* _THE DATA_
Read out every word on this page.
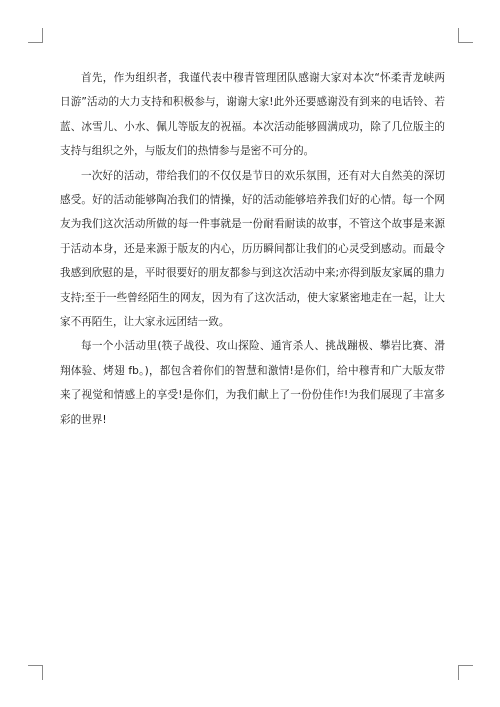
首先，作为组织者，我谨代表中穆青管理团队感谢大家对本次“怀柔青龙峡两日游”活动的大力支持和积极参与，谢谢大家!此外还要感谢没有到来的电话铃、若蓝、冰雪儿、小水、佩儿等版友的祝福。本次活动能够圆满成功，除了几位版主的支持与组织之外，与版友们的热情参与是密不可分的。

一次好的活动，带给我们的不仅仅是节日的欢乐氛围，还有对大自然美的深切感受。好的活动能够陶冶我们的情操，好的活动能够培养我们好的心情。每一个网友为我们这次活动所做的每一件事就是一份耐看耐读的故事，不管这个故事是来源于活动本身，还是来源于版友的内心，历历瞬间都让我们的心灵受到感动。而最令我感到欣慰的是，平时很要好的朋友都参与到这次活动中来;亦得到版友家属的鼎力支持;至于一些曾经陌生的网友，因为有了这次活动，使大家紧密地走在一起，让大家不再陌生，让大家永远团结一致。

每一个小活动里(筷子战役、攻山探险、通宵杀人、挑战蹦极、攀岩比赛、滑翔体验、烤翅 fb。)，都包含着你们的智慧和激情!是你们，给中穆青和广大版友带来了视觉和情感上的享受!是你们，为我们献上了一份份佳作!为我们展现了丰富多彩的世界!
...
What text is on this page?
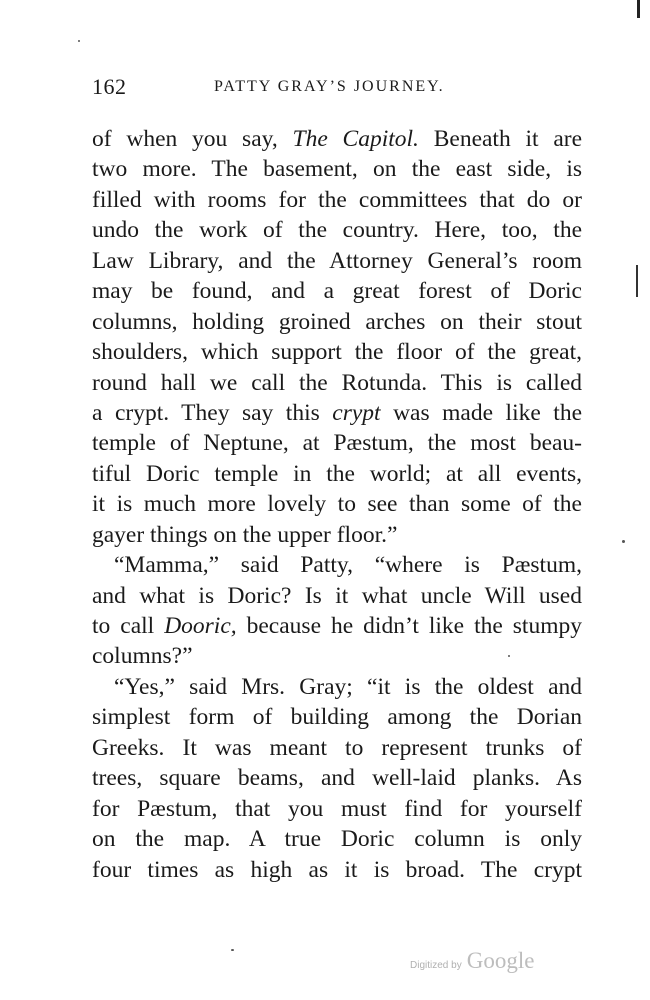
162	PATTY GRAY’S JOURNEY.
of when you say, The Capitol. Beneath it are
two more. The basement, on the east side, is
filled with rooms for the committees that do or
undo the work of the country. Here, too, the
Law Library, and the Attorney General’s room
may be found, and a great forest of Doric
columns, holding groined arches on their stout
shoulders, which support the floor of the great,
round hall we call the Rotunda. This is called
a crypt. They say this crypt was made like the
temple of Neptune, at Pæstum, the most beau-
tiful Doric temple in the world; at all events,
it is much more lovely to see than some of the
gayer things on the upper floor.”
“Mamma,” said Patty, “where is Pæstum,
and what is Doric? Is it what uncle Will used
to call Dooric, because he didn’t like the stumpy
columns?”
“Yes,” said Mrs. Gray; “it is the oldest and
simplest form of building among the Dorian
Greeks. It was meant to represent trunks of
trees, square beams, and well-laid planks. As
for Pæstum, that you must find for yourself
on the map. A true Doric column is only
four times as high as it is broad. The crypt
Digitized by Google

* _TASK DESCRIPTION_
Using the entries above, return each line that includes the word "floor".

* _OUTPUT BELOW_
shoulders, which support the floor of the great,
gayer things on the upper floor.”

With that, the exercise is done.